▶ **YOUR TASK**
For this exercise, repeat all of the material verbatim apart from its images.

▶ **INFORMATION PROVIDED**
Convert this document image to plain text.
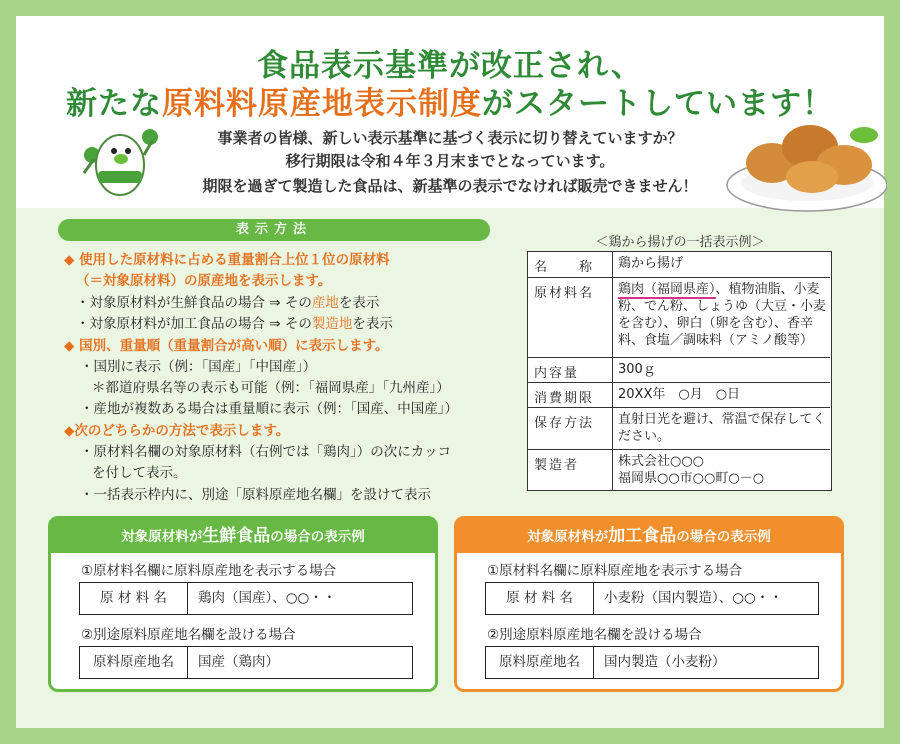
食品表示基準が改正され、
新たな原料料原産地表示制度がスタートしています！
事業者の皆様、新しい表示基準に基づく表示に切り替えていますか？
移行期限は令和４年３月末までとなっています。
期限を過ぎて製造した食品は、新基準の表示でなければ販売できません！
表示方法
◆ 使用した原材料に占める重量割合上位１位の原材料
（＝対象原材料）の原産地を表示します。
・対象原材料が生鮮食品の場合 ⇒ その産地を表示
・対象原材料が加工食品の場合 ⇒ その製造地を表示
◆ 国別、重量順（重量割合が高い順）に表示します。
・国別に表示（例：「国産」「中国産」）
＊都道府県名等の表示も可能（例：「福岡県産」「九州産」）
・産地が複数ある場合は重量順に表示（例：「国産、中国産」）
◆次のどちらかの方法で表示します。
・原材料名欄の対象原材料（右例では「鶏肉」）の次にカッコ
を付して表示。
・一括表示枠内に、別途「原料原産地名欄」を設けて表示
＜鶏から揚げの一括表示例＞
名　　称	鶏から揚げ
原材料名	鶏肉（福岡県産）、植物油脂、小麦粉、でん粉、しょうゆ（大豆・小麦を含む）、卵白（卵を含む）、香辛料、食塩／調味料（アミノ酸等）
内容量	300ｇ
消費期限	20XX年　○月　○日
保存方法	直射日光を避け、常温で保存してください。
製造者	株式会社○○○
福岡県○○市○○町○－○
対象原材料が生鮮食品の場合の表示例
①原材料名欄に原料原産地を表示する場合
原 材 料 名	鶏肉（国産）、○○・・
②別途原料原産地名欄を設ける場合
原料原産地名	国産（鶏肉）
対象原材料が加工食品の場合の表示例
①原材料名欄に原料原産地を表示する場合
原 材 料 名	小麦粉（国内製造）、○○・・
②別途原料原産地名欄を設ける場合
原料原産地名	国内製造（小麦粉）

▶ **WORKED SOLUTION**
Convert this document image to plain text.
食品表示基準が改正され、
新たな原料料原産地表示制度がスタートしています！
事業者の皆様、新しい表示基準に基づく表示に切り替えていますか？
移行期限は令和４年３月末までとなっています。
期限を過ぎて製造した食品は、新基準の表示でなければ販売できません！
表示方法
◆ 使用した原材料に占める重量割合上位１位の原材料
（＝対象原材料）の原産地を表示します。
・対象原材料が生鮮食品の場合 ⇒ その産地を表示
・対象原材料が加工食品の場合 ⇒ その製造地を表示
◆ 国別、重量順（重量割合が高い順）に表示します。
・国別に表示（例：「国産」「中国産」）
＊都道府県名等の表示も可能（例：「福岡県産」「九州産」）
・産地が複数ある場合は重量順に表示（例：「国産、中国産」）
◆次のどちらかの方法で表示します。
・原材料名欄の対象原材料（右例では「鶏肉」）の次にカッコ
を付して表示。
・一括表示枠内に、別途「原料原産地名欄」を設けて表示
＜鶏から揚げの一括表示例＞
名　　称	鶏から揚げ
原材料名	鶏肉（福岡県産）、植物油脂、小麦粉、でん粉、しょうゆ（大豆・小麦を含む）、卵白（卵を含む）、香辛料、食塩／調味料（アミノ酸等）
内容量	300ｇ
消費期限	20XX年　○月　○日
保存方法	直射日光を避け、常温で保存してください。
製造者	株式会社○○○
福岡県○○市○○町○－○
対象原材料が生鮮食品の場合の表示例
①原材料名欄に原料原産地を表示する場合
原 材 料 名	鶏肉（国産）、○○・・
②別途原料原産地名欄を設ける場合
原料原産地名	国産（鶏肉）
対象原材料が加工食品の場合の表示例
①原材料名欄に原料原産地を表示する場合
原 材 料 名	小麦粉（国内製造）、○○・・
②別途原料原産地名欄を設ける場合
原料原産地名	国内製造（小麦粉）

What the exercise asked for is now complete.